-- Start of Extracted records --

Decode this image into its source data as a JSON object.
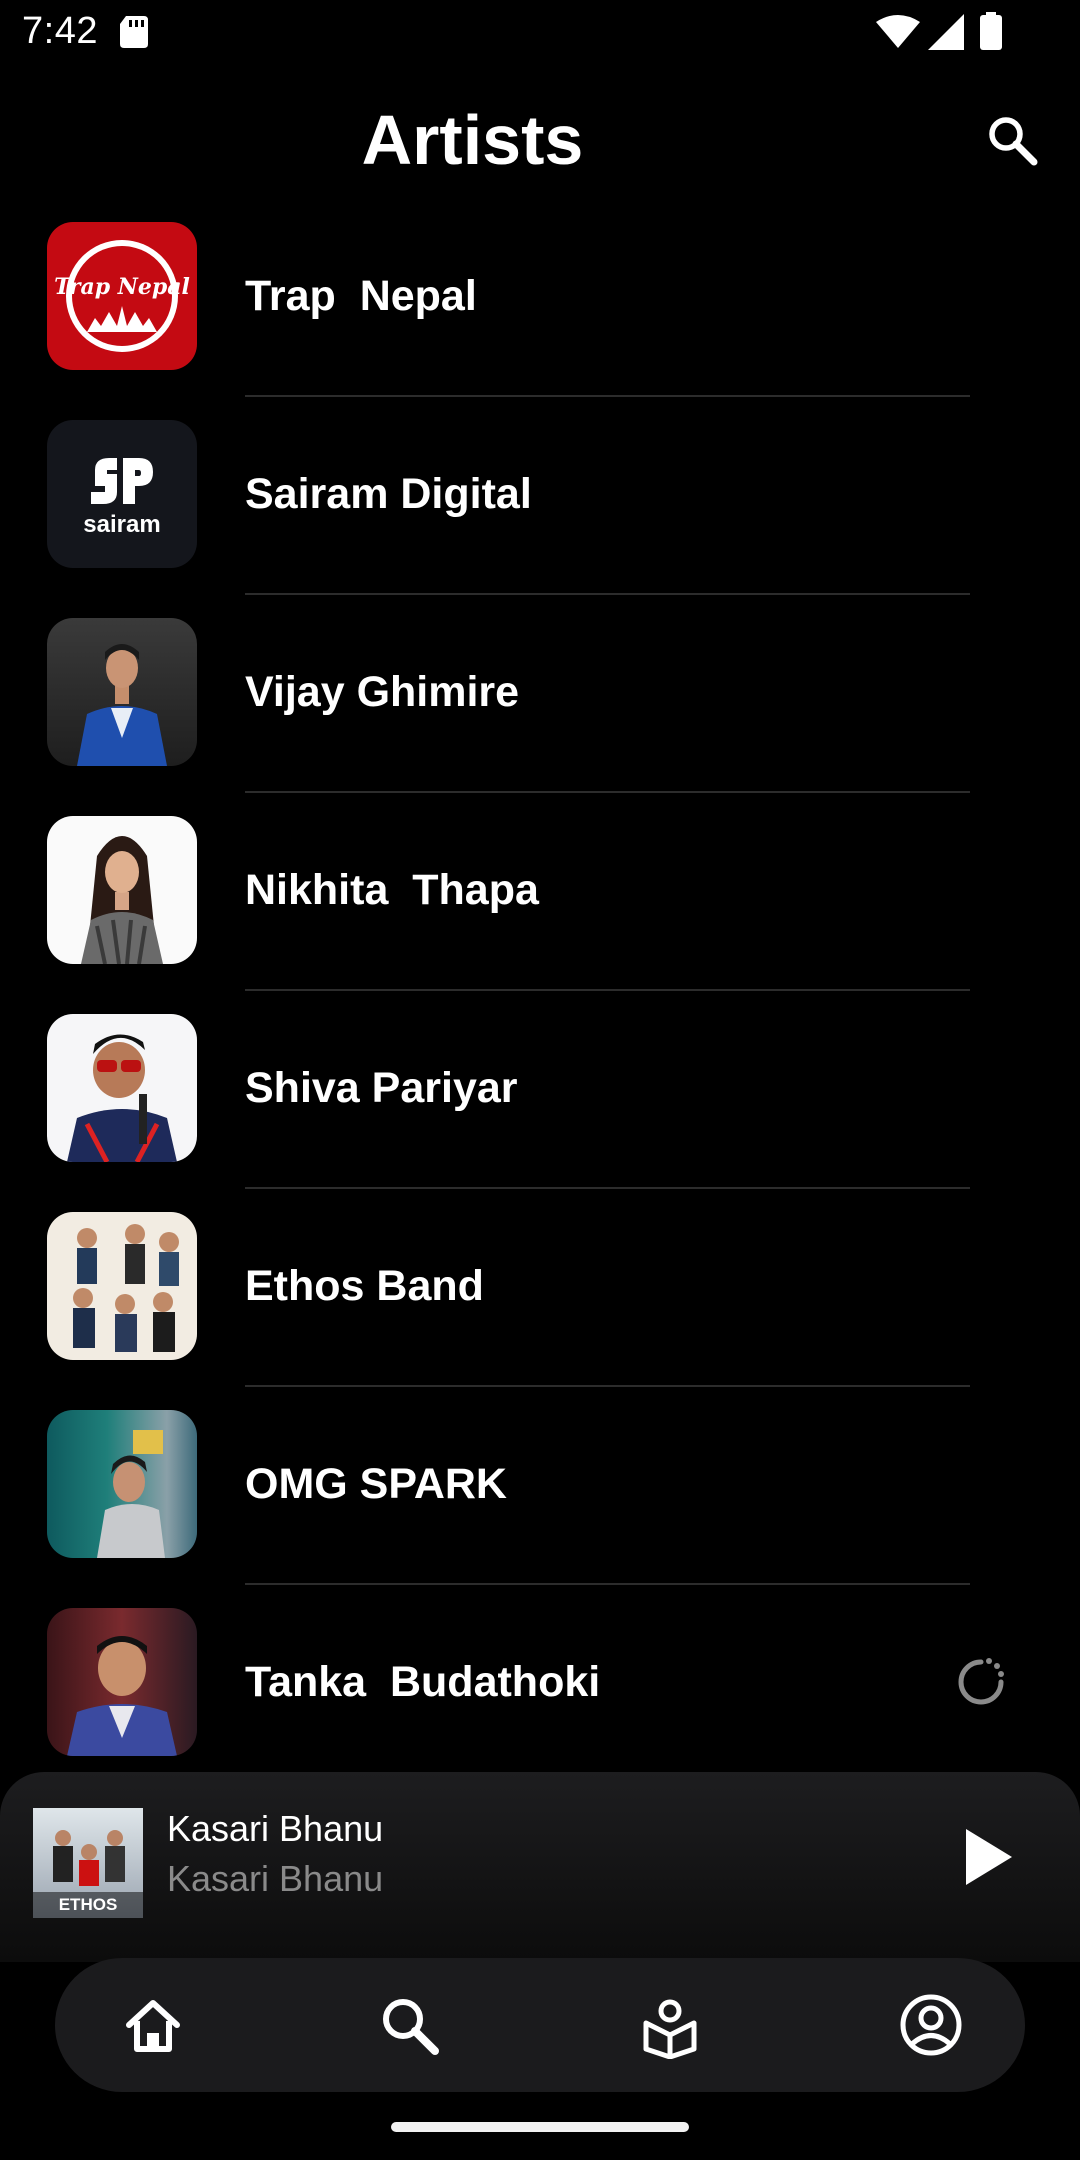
{
  "status_bar": {
    "time": "7:42",
    "icons": [
      "sd-card-icon",
      "wifi-icon",
      "signal-icon",
      "battery-icon"
    ]
  },
  "header": {
    "title": "Artists",
    "search_icon": "search-icon"
  },
  "artists": [
    {
      "name": "Trap  Nepal"
    },
    {
      "name": "Sairam Digital"
    },
    {
      "name": "Vijay Ghimire"
    },
    {
      "name": "Nikhita  Thapa"
    },
    {
      "name": "Shiva Pariyar"
    },
    {
      "name": "Ethos Band"
    },
    {
      "name": "OMG SPARK"
    },
    {
      "name": "Tanka  Budathoki"
    }
  ],
  "thumbnail_text": {
    "trap_nepal_logo": "Trap Nepal",
    "sairam_logo": "sairam",
    "ethos_album": "ETHOS"
  },
  "mini_player": {
    "title": "Kasari Bhanu",
    "artist": "Kasari Bhanu",
    "play_icon": "play-icon"
  },
  "bottom_nav": {
    "items": [
      {
        "icon": "home-icon"
      },
      {
        "icon": "search-icon"
      },
      {
        "icon": "library-icon"
      },
      {
        "icon": "profile-icon"
      }
    ]
  },
  "colors": {
    "background": "#000000",
    "text": "#ffffff",
    "secondary_text": "#8a8a8a",
    "nav_background": "#1b1b1d",
    "trap_nepal_red": "#c40a12"
  }
}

-- End of Extracted records --

**Task brief**
Transcribe all of the records above character for character. Exclude the pictures.

**Response to the task**
Decode this image into its source data as a JSON object.
{
  "status_bar": {
    "time": "7:42",
    "icons": [
      "sd-card-icon",
      "wifi-icon",
      "signal-icon",
      "battery-icon"
    ]
  },
  "header": {
    "title": "Artists",
    "search_icon": "search-icon"
  },
  "artists": [
    {
      "name": "Trap  Nepal"
    },
    {
      "name": "Sairam Digital"
    },
    {
      "name": "Vijay Ghimire"
    },
    {
      "name": "Nikhita  Thapa"
    },
    {
      "name": "Shiva Pariyar"
    },
    {
      "name": "Ethos Band"
    },
    {
      "name": "OMG SPARK"
    },
    {
      "name": "Tanka  Budathoki"
    }
  ],
  "thumbnail_text": {
    "trap_nepal_logo": "Trap Nepal",
    "sairam_logo": "sairam",
    "ethos_album": "ETHOS"
  },
  "mini_player": {
    "title": "Kasari Bhanu",
    "artist": "Kasari Bhanu",
    "play_icon": "play-icon"
  },
  "bottom_nav": {
    "items": [
      {
        "icon": "home-icon"
      },
      {
        "icon": "search-icon"
      },
      {
        "icon": "library-icon"
      },
      {
        "icon": "profile-icon"
      }
    ]
  },
  "colors": {
    "background": "#000000",
    "text": "#ffffff",
    "secondary_text": "#8a8a8a",
    "nav_background": "#1b1b1d",
    "trap_nepal_red": "#c40a12"
  }
}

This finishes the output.